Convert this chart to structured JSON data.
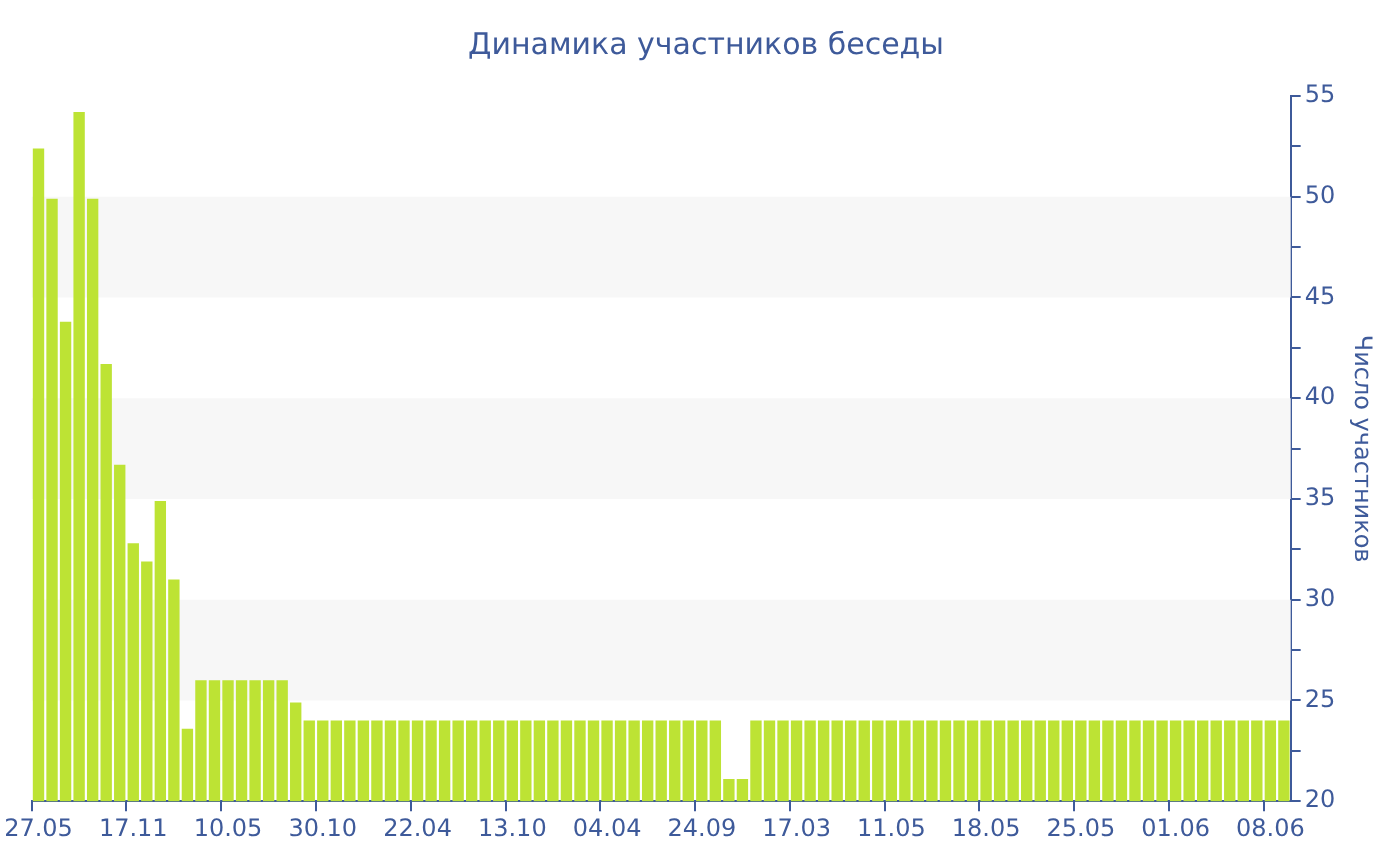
{
  "chart_data": {
    "type": "bar",
    "title": "Динамика участников беседы",
    "ylabel": "Число участников",
    "categories": [
      "27.05",
      null,
      null,
      null,
      null,
      null,
      null,
      "17.11",
      null,
      null,
      null,
      null,
      null,
      null,
      "10.05",
      null,
      null,
      null,
      null,
      null,
      null,
      "30.10",
      null,
      null,
      null,
      null,
      null,
      null,
      "22.04",
      null,
      null,
      null,
      null,
      null,
      null,
      "13.10",
      null,
      null,
      null,
      null,
      null,
      null,
      "04.04",
      null,
      null,
      null,
      null,
      null,
      null,
      "24.09",
      null,
      null,
      null,
      null,
      null,
      null,
      "17.03",
      null,
      null,
      null,
      null,
      null,
      null,
      "11.05",
      null,
      null,
      null,
      null,
      null,
      null,
      "18.05",
      null,
      null,
      null,
      null,
      null,
      null,
      "25.05",
      null,
      null,
      null,
      null,
      null,
      null,
      "01.06",
      null,
      null,
      null,
      null,
      null,
      null,
      "08.06",
      null
    ],
    "values": [
      52.4,
      49.9,
      43.8,
      54.2,
      49.9,
      41.7,
      36.7,
      32.8,
      31.9,
      34.9,
      31.0,
      23.6,
      26,
      26,
      26,
      26,
      26,
      26,
      26,
      24.9,
      24,
      24,
      24,
      24,
      24,
      24,
      24,
      24,
      24,
      24,
      24,
      24,
      24,
      24,
      24,
      24,
      24,
      24,
      24,
      24,
      24,
      24,
      24,
      24,
      24,
      24,
      24,
      24,
      24,
      24,
      24,
      21.1,
      21.1,
      24,
      24,
      24,
      24,
      24,
      24,
      24,
      24,
      24,
      24,
      24,
      24,
      24,
      24,
      24,
      24,
      24,
      24,
      24,
      24,
      24,
      24,
      24,
      24,
      24,
      24,
      24,
      24,
      24,
      24,
      24,
      24,
      24,
      24,
      24,
      24,
      24,
      24,
      24,
      24
    ],
    "color": "#bde334",
    "ylim": [
      20,
      55
    ],
    "yticks": [
      20,
      {
        "value": 22.5,
        "label": null
      },
      25,
      {
        "value": 27.5,
        "label": null
      },
      30,
      {
        "value": 32.5,
        "label": null
      },
      35,
      {
        "value": 37.5,
        "label": null
      },
      40,
      {
        "value": 42.5,
        "label": null
      },
      45,
      {
        "value": 47.5,
        "label": null
      },
      50,
      {
        "value": 52.5,
        "label": null
      },
      55
    ],
    "bands": [
      {
        "axis": "y",
        "from": 25,
        "to": 30,
        "color": "#f7f7f7"
      },
      {
        "axis": "y",
        "from": 35,
        "to": 40,
        "color": "#f7f7f7"
      },
      {
        "axis": "y",
        "from": 45,
        "to": 50,
        "color": "#f7f7f7"
      }
    ],
    "grid": false
  }
}
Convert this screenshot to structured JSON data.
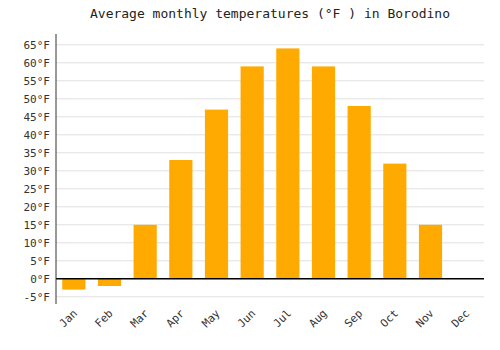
{
  "chart_data": {
    "type": "bar",
    "title": "Average monthly temperatures (°F ) in Borodino",
    "categories": [
      "Jan",
      "Feb",
      "Mar",
      "Apr",
      "May",
      "Jun",
      "Jul",
      "Aug",
      "Sep",
      "Oct",
      "Nov",
      "Dec"
    ],
    "values": [
      -3,
      -2,
      15,
      33,
      47,
      59,
      64,
      59,
      48,
      32,
      15,
      0
    ],
    "color": "#FFAA00",
    "ylim": [
      -7,
      68
    ],
    "yticks": [
      {
        "value": -5,
        "label": "-5°F"
      },
      {
        "value": 0,
        "label": "0°F"
      },
      {
        "value": 5,
        "label": "5°F"
      },
      {
        "value": 10,
        "label": "10°F"
      },
      {
        "value": 15,
        "label": "15°F"
      },
      {
        "value": 20,
        "label": "20°F"
      },
      {
        "value": 25,
        "label": "25°F"
      },
      {
        "value": 30,
        "label": "30°F"
      },
      {
        "value": 35,
        "label": "35°F"
      },
      {
        "value": 40,
        "label": "40°F"
      },
      {
        "value": 45,
        "label": "45°F"
      },
      {
        "value": 50,
        "label": "50°F"
      },
      {
        "value": 55,
        "label": "55°F"
      },
      {
        "value": 60,
        "label": "60°F"
      },
      {
        "value": 65,
        "label": "65°F"
      }
    ],
    "grid": true
  }
}
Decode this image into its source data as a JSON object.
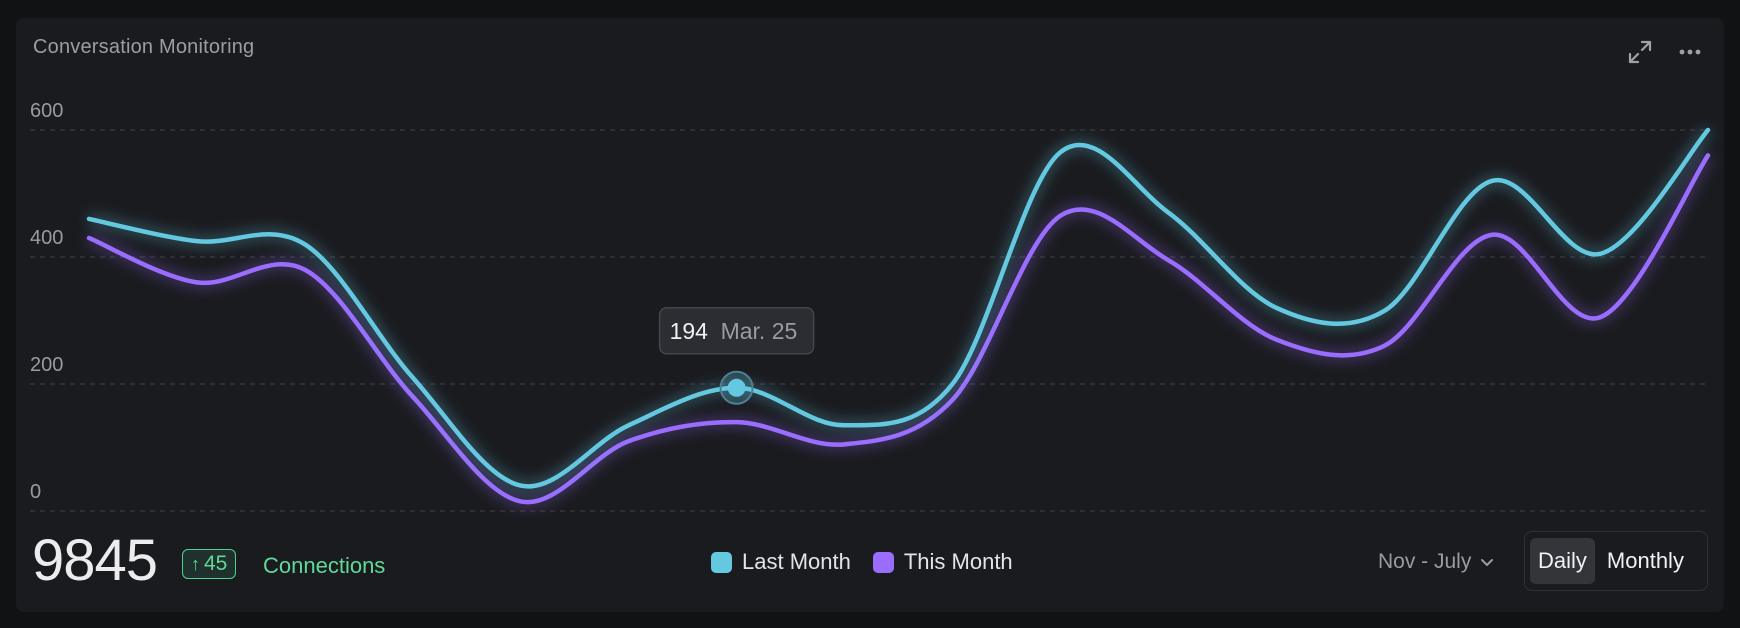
{
  "header": {
    "title": "Conversation Monitoring",
    "expand_icon": "expand-icon",
    "more_icon": "more-icon"
  },
  "chart_data": {
    "type": "line",
    "title": "Conversation Monitoring",
    "ylim": [
      0,
      600
    ],
    "y_ticks": [
      0,
      200,
      400,
      600
    ],
    "grid": true,
    "x": [
      1,
      2,
      3,
      4,
      5,
      6,
      7,
      8,
      9,
      10,
      11,
      12,
      13,
      14,
      15,
      16
    ],
    "series": [
      {
        "name": "Last Month",
        "color": "#63c8e0",
        "values": [
          460,
          425,
          420,
          210,
          40,
          135,
          194,
          135,
          200,
          565,
          470,
          320,
          315,
          520,
          405,
          600
        ]
      },
      {
        "name": "This Month",
        "color": "#9b6dff",
        "values": [
          430,
          360,
          380,
          180,
          15,
          110,
          140,
          105,
          175,
          465,
          395,
          270,
          260,
          435,
          305,
          560
        ]
      }
    ],
    "tooltip": {
      "value": "194",
      "label": "Mar. 25",
      "series": "Last Month",
      "index": 6
    }
  },
  "footer": {
    "total": "9845",
    "delta": "45",
    "delta_arrow": "↑",
    "label": "Connections",
    "range": "Nov - July",
    "toggle": {
      "daily": "Daily",
      "monthly": "Monthly",
      "active": "daily"
    }
  },
  "colors": {
    "last_month": "#63c8e0",
    "this_month": "#9b6dff",
    "positive": "#5fd99a",
    "background": "#1a1b1f"
  }
}
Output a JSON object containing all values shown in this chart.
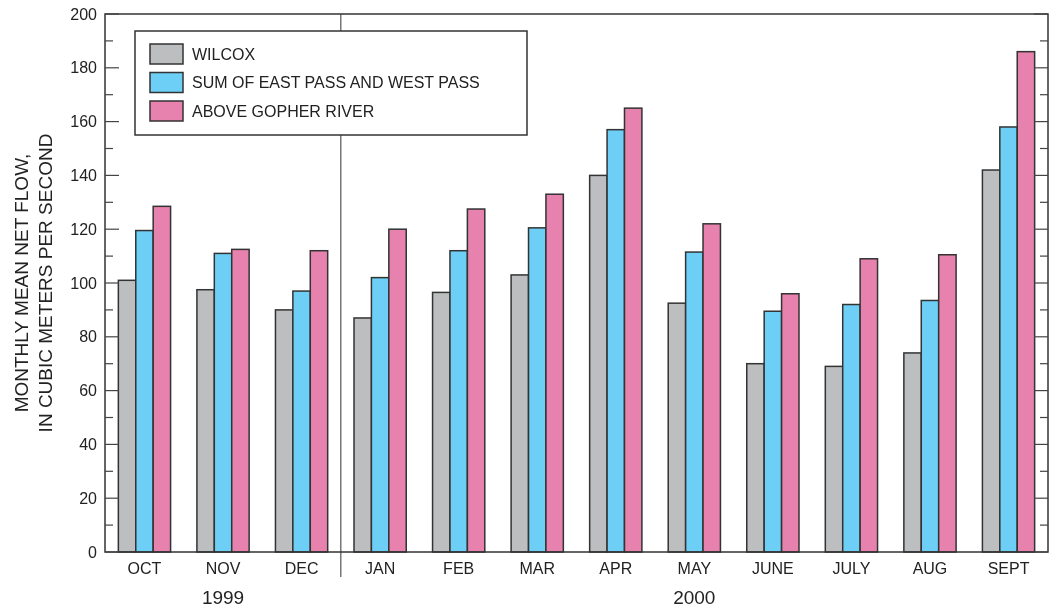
{
  "chart_data": {
    "type": "bar",
    "ylabel": "MONTHLY MEAN NET FLOW,\nIN CUBIC METERS PER SECOND",
    "categories": [
      "OCT",
      "NOV",
      "DEC",
      "JAN",
      "FEB",
      "MAR",
      "APR",
      "MAY",
      "JUNE",
      "JULY",
      "AUG",
      "SEPT"
    ],
    "series": [
      {
        "name": "WILCOX",
        "color": "#bcbec0",
        "values": [
          101,
          97.5,
          90,
          87,
          96.5,
          103,
          140,
          92.5,
          70,
          69,
          74,
          142
        ]
      },
      {
        "name": "SUM OF EAST PASS AND WEST PASS",
        "color": "#6dcff6",
        "values": [
          119.5,
          111,
          97,
          102,
          112,
          120.5,
          157,
          111.5,
          89.5,
          92,
          93.5,
          158
        ]
      },
      {
        "name": "ABOVE GOPHER RIVER",
        "color": "#e682ad",
        "values": [
          128.5,
          112.5,
          112,
          120,
          127.5,
          133,
          165,
          122,
          96,
          109,
          110.5,
          186
        ]
      }
    ],
    "ylim": [
      0,
      200
    ],
    "yticks": [
      0,
      {
        "value": 10,
        "label": null
      },
      20,
      {
        "value": 30,
        "label": null
      },
      40,
      {
        "value": 50,
        "label": null
      },
      60,
      {
        "value": 70,
        "label": null
      },
      80,
      {
        "value": 90,
        "label": null
      },
      100,
      {
        "value": 110,
        "label": null
      },
      120,
      {
        "value": 130,
        "label": null
      },
      140,
      {
        "value": 150,
        "label": null
      },
      160,
      {
        "value": 170,
        "label": null
      },
      180,
      {
        "value": 190,
        "label": null
      },
      200
    ],
    "annotations": [
      "1999",
      "2000"
    ],
    "legend": "top left"
  }
}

━━━

→ **Stated exercise**
Return each line where "title" shows up.

→ **Solution to this exercise**
    "title": "Динамика участников беседы",
    "title": "Average monthly temperatures (°F ) in Borodino",
    "title": "Conversation Monitoring",
    "title": "Conversation Monitoring",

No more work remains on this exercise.